Work to be completed: Repeat every line below exactly as it reads.

[Dataset rows]

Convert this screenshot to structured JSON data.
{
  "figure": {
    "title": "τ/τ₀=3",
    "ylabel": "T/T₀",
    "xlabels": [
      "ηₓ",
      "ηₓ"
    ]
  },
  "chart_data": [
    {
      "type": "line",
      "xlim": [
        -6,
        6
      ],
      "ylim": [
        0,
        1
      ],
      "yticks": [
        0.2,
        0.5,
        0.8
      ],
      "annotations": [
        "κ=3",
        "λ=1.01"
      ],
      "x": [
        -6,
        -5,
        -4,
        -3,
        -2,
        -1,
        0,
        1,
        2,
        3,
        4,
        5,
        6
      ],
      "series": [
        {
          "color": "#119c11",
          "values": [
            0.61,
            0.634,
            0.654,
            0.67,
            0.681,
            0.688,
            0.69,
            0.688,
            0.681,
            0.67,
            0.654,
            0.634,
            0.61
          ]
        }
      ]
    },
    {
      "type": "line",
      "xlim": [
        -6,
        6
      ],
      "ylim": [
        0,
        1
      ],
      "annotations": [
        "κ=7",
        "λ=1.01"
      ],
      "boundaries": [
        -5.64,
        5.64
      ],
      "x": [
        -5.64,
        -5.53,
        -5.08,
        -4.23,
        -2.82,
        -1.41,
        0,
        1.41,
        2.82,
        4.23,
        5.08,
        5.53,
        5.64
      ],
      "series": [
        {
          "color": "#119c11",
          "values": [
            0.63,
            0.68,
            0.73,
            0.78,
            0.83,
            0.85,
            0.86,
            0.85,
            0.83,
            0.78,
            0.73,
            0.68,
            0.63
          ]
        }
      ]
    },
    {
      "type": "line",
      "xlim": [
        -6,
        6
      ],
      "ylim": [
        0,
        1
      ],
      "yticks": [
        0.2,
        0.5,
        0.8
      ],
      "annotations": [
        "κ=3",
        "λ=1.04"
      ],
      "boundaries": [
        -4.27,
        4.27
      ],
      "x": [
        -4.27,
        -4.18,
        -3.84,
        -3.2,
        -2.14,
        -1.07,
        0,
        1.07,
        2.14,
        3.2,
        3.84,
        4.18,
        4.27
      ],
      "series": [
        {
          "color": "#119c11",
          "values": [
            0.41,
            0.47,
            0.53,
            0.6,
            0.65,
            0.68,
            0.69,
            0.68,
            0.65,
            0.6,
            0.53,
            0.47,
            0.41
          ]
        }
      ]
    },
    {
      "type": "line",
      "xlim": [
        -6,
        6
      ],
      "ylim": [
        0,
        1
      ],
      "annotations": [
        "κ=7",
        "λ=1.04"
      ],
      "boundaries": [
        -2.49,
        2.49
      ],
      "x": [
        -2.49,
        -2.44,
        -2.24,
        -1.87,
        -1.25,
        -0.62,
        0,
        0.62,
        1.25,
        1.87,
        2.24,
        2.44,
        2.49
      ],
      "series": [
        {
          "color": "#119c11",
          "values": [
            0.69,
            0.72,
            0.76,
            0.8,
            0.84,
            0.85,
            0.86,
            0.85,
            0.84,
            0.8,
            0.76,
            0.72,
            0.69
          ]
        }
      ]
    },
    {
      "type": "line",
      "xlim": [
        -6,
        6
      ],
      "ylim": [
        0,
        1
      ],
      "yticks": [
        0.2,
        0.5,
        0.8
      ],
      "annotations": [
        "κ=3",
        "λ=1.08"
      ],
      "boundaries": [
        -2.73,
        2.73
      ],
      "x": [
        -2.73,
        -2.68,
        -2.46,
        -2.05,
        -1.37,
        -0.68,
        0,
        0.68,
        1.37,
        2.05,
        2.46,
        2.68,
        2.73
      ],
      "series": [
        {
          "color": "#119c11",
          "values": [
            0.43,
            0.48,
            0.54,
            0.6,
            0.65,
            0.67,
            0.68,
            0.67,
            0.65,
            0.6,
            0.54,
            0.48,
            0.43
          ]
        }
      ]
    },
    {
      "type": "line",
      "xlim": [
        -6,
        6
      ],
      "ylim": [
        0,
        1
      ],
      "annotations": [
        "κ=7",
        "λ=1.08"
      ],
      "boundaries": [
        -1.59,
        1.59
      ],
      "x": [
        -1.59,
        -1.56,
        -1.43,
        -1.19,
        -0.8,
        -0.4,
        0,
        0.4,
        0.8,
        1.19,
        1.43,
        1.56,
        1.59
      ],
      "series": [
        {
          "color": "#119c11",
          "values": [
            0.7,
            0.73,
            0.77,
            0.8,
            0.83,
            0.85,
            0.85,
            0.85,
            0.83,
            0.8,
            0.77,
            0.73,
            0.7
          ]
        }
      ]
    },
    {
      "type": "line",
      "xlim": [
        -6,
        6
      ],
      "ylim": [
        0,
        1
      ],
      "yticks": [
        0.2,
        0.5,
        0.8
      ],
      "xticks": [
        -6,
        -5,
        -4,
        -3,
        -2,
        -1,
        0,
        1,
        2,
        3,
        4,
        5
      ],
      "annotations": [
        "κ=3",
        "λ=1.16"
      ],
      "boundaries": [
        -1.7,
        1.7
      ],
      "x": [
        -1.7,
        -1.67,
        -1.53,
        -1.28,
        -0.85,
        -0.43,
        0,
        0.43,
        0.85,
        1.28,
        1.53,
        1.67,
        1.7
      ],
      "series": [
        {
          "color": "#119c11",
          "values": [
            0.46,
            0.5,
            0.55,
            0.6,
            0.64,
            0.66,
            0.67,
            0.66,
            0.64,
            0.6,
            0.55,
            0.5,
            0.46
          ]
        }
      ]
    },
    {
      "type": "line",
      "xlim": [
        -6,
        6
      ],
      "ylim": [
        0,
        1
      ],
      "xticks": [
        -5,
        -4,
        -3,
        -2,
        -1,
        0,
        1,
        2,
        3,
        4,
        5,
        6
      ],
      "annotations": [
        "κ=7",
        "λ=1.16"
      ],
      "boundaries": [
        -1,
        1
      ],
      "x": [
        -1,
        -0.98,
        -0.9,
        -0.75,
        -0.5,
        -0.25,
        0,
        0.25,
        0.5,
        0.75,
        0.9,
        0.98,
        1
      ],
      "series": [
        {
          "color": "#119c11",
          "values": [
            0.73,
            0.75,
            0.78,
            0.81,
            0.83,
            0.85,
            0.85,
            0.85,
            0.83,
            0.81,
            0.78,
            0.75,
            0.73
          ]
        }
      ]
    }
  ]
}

Answer to this problem:
Convert this screenshot to structured JSON data.
{
  "figure": {
    "title": "τ/τ₀=3",
    "ylabel": "T/T₀",
    "xlabels": [
      "ηₓ",
      "ηₓ"
    ]
  },
  "chart_data": [
    {
      "type": "line",
      "xlim": [
        -6,
        6
      ],
      "ylim": [
        0,
        1
      ],
      "yticks": [
        0.2,
        0.5,
        0.8
      ],
      "annotations": [
        "κ=3",
        "λ=1.01"
      ],
      "x": [
        -6,
        -5,
        -4,
        -3,
        -2,
        -1,
        0,
        1,
        2,
        3,
        4,
        5,
        6
      ],
      "series": [
        {
          "color": "#119c11",
          "values": [
            0.61,
            0.634,
            0.654,
            0.67,
            0.681,
            0.688,
            0.69,
            0.688,
            0.681,
            0.67,
            0.654,
            0.634,
            0.61
          ]
        }
      ]
    },
    {
      "type": "line",
      "xlim": [
        -6,
        6
      ],
      "ylim": [
        0,
        1
      ],
      "annotations": [
        "κ=7",
        "λ=1.01"
      ],
      "boundaries": [
        -5.64,
        5.64
      ],
      "x": [
        -5.64,
        -5.53,
        -5.08,
        -4.23,
        -2.82,
        -1.41,
        0,
        1.41,
        2.82,
        4.23,
        5.08,
        5.53,
        5.64
      ],
      "series": [
        {
          "color": "#119c11",
          "values": [
            0.63,
            0.68,
            0.73,
            0.78,
            0.83,
            0.85,
            0.86,
            0.85,
            0.83,
            0.78,
            0.73,
            0.68,
            0.63
          ]
        }
      ]
    },
    {
      "type": "line",
      "xlim": [
        -6,
        6
      ],
      "ylim": [
        0,
        1
      ],
      "yticks": [
        0.2,
        0.5,
        0.8
      ],
      "annotations": [
        "κ=3",
        "λ=1.04"
      ],
      "boundaries": [
        -4.27,
        4.27
      ],
      "x": [
        -4.27,
        -4.18,
        -3.84,
        -3.2,
        -2.14,
        -1.07,
        0,
        1.07,
        2.14,
        3.2,
        3.84,
        4.18,
        4.27
      ],
      "series": [
        {
          "color": "#119c11",
          "values": [
            0.41,
            0.47,
            0.53,
            0.6,
            0.65,
            0.68,
            0.69,
            0.68,
            0.65,
            0.6,
            0.53,
            0.47,
            0.41
          ]
        }
      ]
    },
    {
      "type": "line",
      "xlim": [
        -6,
        6
      ],
      "ylim": [
        0,
        1
      ],
      "annotations": [
        "κ=7",
        "λ=1.04"
      ],
      "boundaries": [
        -2.49,
        2.49
      ],
      "x": [
        -2.49,
        -2.44,
        -2.24,
        -1.87,
        -1.25,
        -0.62,
        0,
        0.62,
        1.25,
        1.87,
        2.24,
        2.44,
        2.49
      ],
      "series": [
        {
          "color": "#119c11",
          "values": [
            0.69,
            0.72,
            0.76,
            0.8,
            0.84,
            0.85,
            0.86,
            0.85,
            0.84,
            0.8,
            0.76,
            0.72,
            0.69
          ]
        }
      ]
    },
    {
      "type": "line",
      "xlim": [
        -6,
        6
      ],
      "ylim": [
        0,
        1
      ],
      "yticks": [
        0.2,
        0.5,
        0.8
      ],
      "annotations": [
        "κ=3",
        "λ=1.08"
      ],
      "boundaries": [
        -2.73,
        2.73
      ],
      "x": [
        -2.73,
        -2.68,
        -2.46,
        -2.05,
        -1.37,
        -0.68,
        0,
        0.68,
        1.37,
        2.05,
        2.46,
        2.68,
        2.73
      ],
      "series": [
        {
          "color": "#119c11",
          "values": [
            0.43,
            0.48,
            0.54,
            0.6,
            0.65,
            0.67,
            0.68,
            0.67,
            0.65,
            0.6,
            0.54,
            0.48,
            0.43
          ]
        }
      ]
    },
    {
      "type": "line",
      "xlim": [
        -6,
        6
      ],
      "ylim": [
        0,
        1
      ],
      "annotations": [
        "κ=7",
        "λ=1.08"
      ],
      "boundaries": [
        -1.59,
        1.59
      ],
      "x": [
        -1.59,
        -1.56,
        -1.43,
        -1.19,
        -0.8,
        -0.4,
        0,
        0.4,
        0.8,
        1.19,
        1.43,
        1.56,
        1.59
      ],
      "series": [
        {
          "color": "#119c11",
          "values": [
            0.7,
            0.73,
            0.77,
            0.8,
            0.83,
            0.85,
            0.85,
            0.85,
            0.83,
            0.8,
            0.77,
            0.73,
            0.7
          ]
        }
      ]
    },
    {
      "type": "line",
      "xlim": [
        -6,
        6
      ],
      "ylim": [
        0,
        1
      ],
      "yticks": [
        0.2,
        0.5,
        0.8
      ],
      "xticks": [
        -6,
        -5,
        -4,
        -3,
        -2,
        -1,
        0,
        1,
        2,
        3,
        4,
        5
      ],
      "annotations": [
        "κ=3",
        "λ=1.16"
      ],
      "boundaries": [
        -1.7,
        1.7
      ],
      "x": [
        -1.7,
        -1.67,
        -1.53,
        -1.28,
        -0.85,
        -0.43,
        0,
        0.43,
        0.85,
        1.28,
        1.53,
        1.67,
        1.7
      ],
      "series": [
        {
          "color": "#119c11",
          "values": [
            0.46,
            0.5,
            0.55,
            0.6,
            0.64,
            0.66,
            0.67,
            0.66,
            0.64,
            0.6,
            0.55,
            0.5,
            0.46
          ]
        }
      ]
    },
    {
      "type": "line",
      "xlim": [
        -6,
        6
      ],
      "ylim": [
        0,
        1
      ],
      "xticks": [
        -5,
        -4,
        -3,
        -2,
        -1,
        0,
        1,
        2,
        3,
        4,
        5,
        6
      ],
      "annotations": [
        "κ=7",
        "λ=1.16"
      ],
      "boundaries": [
        -1,
        1
      ],
      "x": [
        -1,
        -0.98,
        -0.9,
        -0.75,
        -0.5,
        -0.25,
        0,
        0.25,
        0.5,
        0.75,
        0.9,
        0.98,
        1
      ],
      "series": [
        {
          "color": "#119c11",
          "values": [
            0.73,
            0.75,
            0.78,
            0.81,
            0.83,
            0.85,
            0.85,
            0.85,
            0.83,
            0.81,
            0.78,
            0.75,
            0.73
          ]
        }
      ]
    }
  ]
}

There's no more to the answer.